# Data shown start

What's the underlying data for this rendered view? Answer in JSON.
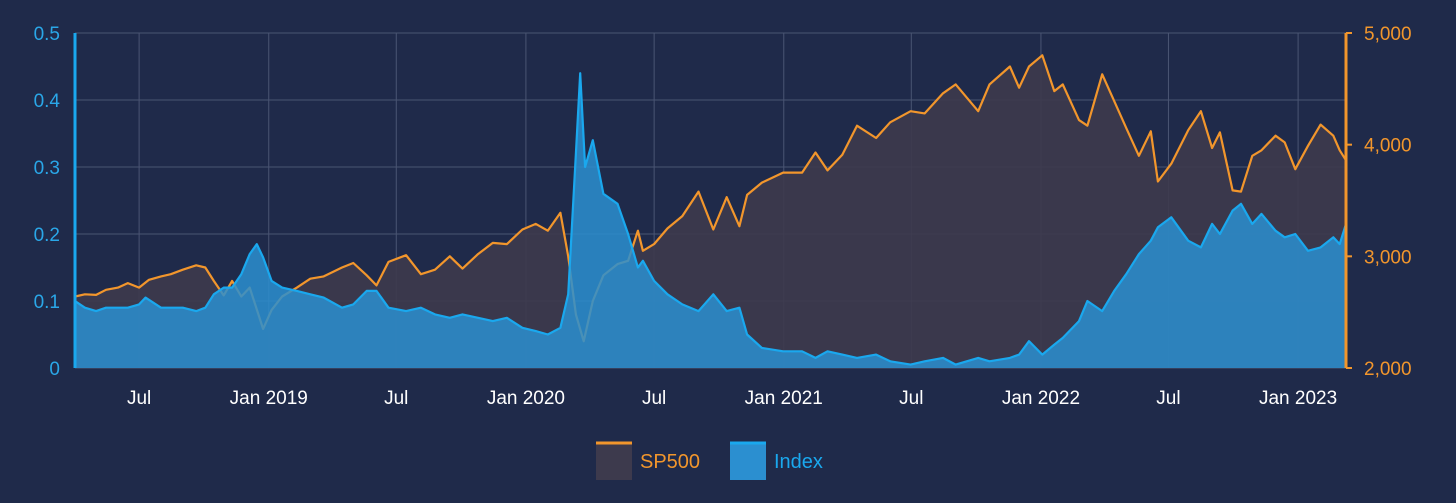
{
  "colors": {
    "background": "#1f2a4a",
    "grid": "#4a5573",
    "sp500_line": "#f2962c",
    "sp500_fill": "#3d3a4d",
    "index_line": "#1aa8ee",
    "index_fill": "#2b8fd0"
  },
  "chart_data": {
    "type": "area",
    "title": "",
    "x_range": [
      "2018-04-01",
      "2023-03-10"
    ],
    "x_ticks": [
      {
        "date": "2018-07-01",
        "label": "Jul"
      },
      {
        "date": "2019-01-01",
        "label": "Jan 2019"
      },
      {
        "date": "2019-07-01",
        "label": "Jul"
      },
      {
        "date": "2020-01-01",
        "label": "Jan 2020"
      },
      {
        "date": "2020-07-01",
        "label": "Jul"
      },
      {
        "date": "2021-01-01",
        "label": "Jan 2021"
      },
      {
        "date": "2021-07-01",
        "label": "Jul"
      },
      {
        "date": "2022-01-01",
        "label": "Jan 2022"
      },
      {
        "date": "2022-07-01",
        "label": "Jul"
      },
      {
        "date": "2023-01-01",
        "label": "Jan 2023"
      }
    ],
    "y_left": {
      "range": [
        0,
        0.5
      ],
      "ticks": [
        0,
        0.1,
        0.2,
        0.3,
        0.4,
        0.5
      ],
      "labels": [
        "0",
        "0.1",
        "0.2",
        "0.3",
        "0.4",
        "0.5"
      ]
    },
    "y_right": {
      "range": [
        2000,
        5000
      ],
      "ticks": [
        2000,
        3000,
        4000,
        5000
      ],
      "labels": [
        "2,000",
        "3,000",
        "4,000",
        "5,000"
      ]
    },
    "grid": true,
    "legend_position": "bottom-center",
    "series": [
      {
        "name": "SP500",
        "axis": "right",
        "points": [
          [
            "2018-04-01",
            2640
          ],
          [
            "2018-04-15",
            2660
          ],
          [
            "2018-05-01",
            2655
          ],
          [
            "2018-05-15",
            2700
          ],
          [
            "2018-06-01",
            2720
          ],
          [
            "2018-06-15",
            2760
          ],
          [
            "2018-07-01",
            2720
          ],
          [
            "2018-07-15",
            2790
          ],
          [
            "2018-08-01",
            2820
          ],
          [
            "2018-08-15",
            2840
          ],
          [
            "2018-09-01",
            2880
          ],
          [
            "2018-09-20",
            2920
          ],
          [
            "2018-10-03",
            2900
          ],
          [
            "2018-10-15",
            2780
          ],
          [
            "2018-10-29",
            2650
          ],
          [
            "2018-11-10",
            2780
          ],
          [
            "2018-11-23",
            2640
          ],
          [
            "2018-12-05",
            2720
          ],
          [
            "2018-12-24",
            2350
          ],
          [
            "2019-01-05",
            2520
          ],
          [
            "2019-01-20",
            2640
          ],
          [
            "2019-02-10",
            2720
          ],
          [
            "2019-03-01",
            2800
          ],
          [
            "2019-03-20",
            2820
          ],
          [
            "2019-04-15",
            2900
          ],
          [
            "2019-05-01",
            2940
          ],
          [
            "2019-05-20",
            2830
          ],
          [
            "2019-06-03",
            2740
          ],
          [
            "2019-06-20",
            2950
          ],
          [
            "2019-07-15",
            3010
          ],
          [
            "2019-08-05",
            2840
          ],
          [
            "2019-08-25",
            2880
          ],
          [
            "2019-09-15",
            3000
          ],
          [
            "2019-10-03",
            2890
          ],
          [
            "2019-10-25",
            3020
          ],
          [
            "2019-11-15",
            3120
          ],
          [
            "2019-12-05",
            3110
          ],
          [
            "2019-12-27",
            3240
          ],
          [
            "2020-01-15",
            3290
          ],
          [
            "2020-02-01",
            3230
          ],
          [
            "2020-02-19",
            3390
          ],
          [
            "2020-03-01",
            3000
          ],
          [
            "2020-03-12",
            2480
          ],
          [
            "2020-03-23",
            2240
          ],
          [
            "2020-04-05",
            2600
          ],
          [
            "2020-04-20",
            2830
          ],
          [
            "2020-05-10",
            2930
          ],
          [
            "2020-05-25",
            2960
          ],
          [
            "2020-06-08",
            3230
          ],
          [
            "2020-06-15",
            3050
          ],
          [
            "2020-07-01",
            3110
          ],
          [
            "2020-07-20",
            3250
          ],
          [
            "2020-08-10",
            3360
          ],
          [
            "2020-09-02",
            3580
          ],
          [
            "2020-09-23",
            3240
          ],
          [
            "2020-10-12",
            3530
          ],
          [
            "2020-10-30",
            3270
          ],
          [
            "2020-11-10",
            3550
          ],
          [
            "2020-12-01",
            3660
          ],
          [
            "2020-12-31",
            3750
          ],
          [
            "2021-01-27",
            3750
          ],
          [
            "2021-02-15",
            3930
          ],
          [
            "2021-03-04",
            3770
          ],
          [
            "2021-03-25",
            3910
          ],
          [
            "2021-04-15",
            4170
          ],
          [
            "2021-05-12",
            4060
          ],
          [
            "2021-06-01",
            4200
          ],
          [
            "2021-06-30",
            4300
          ],
          [
            "2021-07-20",
            4280
          ],
          [
            "2021-08-15",
            4460
          ],
          [
            "2021-09-02",
            4540
          ],
          [
            "2021-10-04",
            4300
          ],
          [
            "2021-10-20",
            4540
          ],
          [
            "2021-11-18",
            4700
          ],
          [
            "2021-12-01",
            4510
          ],
          [
            "2021-12-15",
            4700
          ],
          [
            "2022-01-03",
            4800
          ],
          [
            "2022-01-20",
            4480
          ],
          [
            "2022-02-01",
            4540
          ],
          [
            "2022-02-24",
            4220
          ],
          [
            "2022-03-08",
            4170
          ],
          [
            "2022-03-29",
            4630
          ],
          [
            "2022-04-15",
            4390
          ],
          [
            "2022-05-02",
            4150
          ],
          [
            "2022-05-20",
            3900
          ],
          [
            "2022-06-06",
            4120
          ],
          [
            "2022-06-16",
            3670
          ],
          [
            "2022-07-05",
            3830
          ],
          [
            "2022-07-29",
            4130
          ],
          [
            "2022-08-16",
            4300
          ],
          [
            "2022-09-01",
            3970
          ],
          [
            "2022-09-12",
            4110
          ],
          [
            "2022-09-30",
            3590
          ],
          [
            "2022-10-12",
            3580
          ],
          [
            "2022-10-28",
            3900
          ],
          [
            "2022-11-10",
            3950
          ],
          [
            "2022-11-30",
            4080
          ],
          [
            "2022-12-13",
            4020
          ],
          [
            "2022-12-28",
            3780
          ],
          [
            "2023-01-15",
            3990
          ],
          [
            "2023-02-02",
            4180
          ],
          [
            "2023-02-20",
            4080
          ],
          [
            "2023-03-01",
            3950
          ],
          [
            "2023-03-10",
            3860
          ]
        ]
      },
      {
        "name": "Index",
        "axis": "left",
        "points": [
          [
            "2018-04-01",
            0.1
          ],
          [
            "2018-04-15",
            0.09
          ],
          [
            "2018-05-01",
            0.085
          ],
          [
            "2018-05-15",
            0.09
          ],
          [
            "2018-06-01",
            0.09
          ],
          [
            "2018-06-15",
            0.09
          ],
          [
            "2018-07-01",
            0.095
          ],
          [
            "2018-07-10",
            0.105
          ],
          [
            "2018-08-01",
            0.09
          ],
          [
            "2018-08-15",
            0.09
          ],
          [
            "2018-09-01",
            0.09
          ],
          [
            "2018-09-20",
            0.085
          ],
          [
            "2018-10-03",
            0.09
          ],
          [
            "2018-10-15",
            0.11
          ],
          [
            "2018-10-29",
            0.12
          ],
          [
            "2018-11-10",
            0.12
          ],
          [
            "2018-11-23",
            0.14
          ],
          [
            "2018-12-05",
            0.17
          ],
          [
            "2018-12-15",
            0.185
          ],
          [
            "2018-12-24",
            0.165
          ],
          [
            "2019-01-05",
            0.13
          ],
          [
            "2019-01-20",
            0.12
          ],
          [
            "2019-02-10",
            0.115
          ],
          [
            "2019-03-01",
            0.11
          ],
          [
            "2019-03-20",
            0.105
          ],
          [
            "2019-04-15",
            0.09
          ],
          [
            "2019-05-01",
            0.095
          ],
          [
            "2019-05-20",
            0.115
          ],
          [
            "2019-06-03",
            0.115
          ],
          [
            "2019-06-20",
            0.09
          ],
          [
            "2019-07-15",
            0.085
          ],
          [
            "2019-08-05",
            0.09
          ],
          [
            "2019-08-25",
            0.08
          ],
          [
            "2019-09-15",
            0.075
          ],
          [
            "2019-10-03",
            0.08
          ],
          [
            "2019-10-25",
            0.075
          ],
          [
            "2019-11-15",
            0.07
          ],
          [
            "2019-12-05",
            0.075
          ],
          [
            "2019-12-27",
            0.06
          ],
          [
            "2020-01-15",
            0.055
          ],
          [
            "2020-02-01",
            0.05
          ],
          [
            "2020-02-19",
            0.06
          ],
          [
            "2020-03-01",
            0.11
          ],
          [
            "2020-03-12",
            0.32
          ],
          [
            "2020-03-18",
            0.44
          ],
          [
            "2020-03-25",
            0.3
          ],
          [
            "2020-04-05",
            0.34
          ],
          [
            "2020-04-20",
            0.26
          ],
          [
            "2020-05-10",
            0.245
          ],
          [
            "2020-05-25",
            0.2
          ],
          [
            "2020-06-08",
            0.15
          ],
          [
            "2020-06-15",
            0.16
          ],
          [
            "2020-07-01",
            0.13
          ],
          [
            "2020-07-20",
            0.11
          ],
          [
            "2020-08-10",
            0.095
          ],
          [
            "2020-09-02",
            0.085
          ],
          [
            "2020-09-23",
            0.11
          ],
          [
            "2020-10-12",
            0.085
          ],
          [
            "2020-10-30",
            0.09
          ],
          [
            "2020-11-10",
            0.05
          ],
          [
            "2020-12-01",
            0.03
          ],
          [
            "2020-12-31",
            0.025
          ],
          [
            "2021-01-27",
            0.025
          ],
          [
            "2021-02-15",
            0.015
          ],
          [
            "2021-03-04",
            0.025
          ],
          [
            "2021-03-25",
            0.02
          ],
          [
            "2021-04-15",
            0.015
          ],
          [
            "2021-05-12",
            0.02
          ],
          [
            "2021-06-01",
            0.01
          ],
          [
            "2021-06-30",
            0.005
          ],
          [
            "2021-07-20",
            0.01
          ],
          [
            "2021-08-15",
            0.015
          ],
          [
            "2021-09-02",
            0.005
          ],
          [
            "2021-10-04",
            0.015
          ],
          [
            "2021-10-20",
            0.01
          ],
          [
            "2021-11-18",
            0.015
          ],
          [
            "2021-12-01",
            0.02
          ],
          [
            "2021-12-15",
            0.04
          ],
          [
            "2022-01-03",
            0.02
          ],
          [
            "2022-01-20",
            0.035
          ],
          [
            "2022-02-01",
            0.045
          ],
          [
            "2022-02-24",
            0.07
          ],
          [
            "2022-03-08",
            0.1
          ],
          [
            "2022-03-29",
            0.085
          ],
          [
            "2022-04-15",
            0.115
          ],
          [
            "2022-05-02",
            0.14
          ],
          [
            "2022-05-20",
            0.17
          ],
          [
            "2022-06-06",
            0.19
          ],
          [
            "2022-06-16",
            0.21
          ],
          [
            "2022-07-05",
            0.225
          ],
          [
            "2022-07-29",
            0.19
          ],
          [
            "2022-08-16",
            0.18
          ],
          [
            "2022-09-01",
            0.215
          ],
          [
            "2022-09-12",
            0.2
          ],
          [
            "2022-09-30",
            0.235
          ],
          [
            "2022-10-12",
            0.245
          ],
          [
            "2022-10-28",
            0.215
          ],
          [
            "2022-11-10",
            0.23
          ],
          [
            "2022-11-30",
            0.205
          ],
          [
            "2022-12-13",
            0.195
          ],
          [
            "2022-12-28",
            0.2
          ],
          [
            "2023-01-15",
            0.175
          ],
          [
            "2023-02-02",
            0.18
          ],
          [
            "2023-02-20",
            0.195
          ],
          [
            "2023-03-01",
            0.185
          ],
          [
            "2023-03-10",
            0.215
          ]
        ]
      }
    ]
  }
}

# Data shown end

▶ **Written instruction**
Gather each line from the listing above that holds "date".

▶ **Solution for this task**
        "date": "2018-07-01",
        "date": "2019-01-01",
        "date": "2019-07-01",
        "date": "2020-01-01",
        "date": "2020-07-01",
        "date": "2021-01-01",
        "date": "2021-07-01",
        "date": "2022-01-01",
        "date": "2022-07-01",
        "date": "2023-01-01",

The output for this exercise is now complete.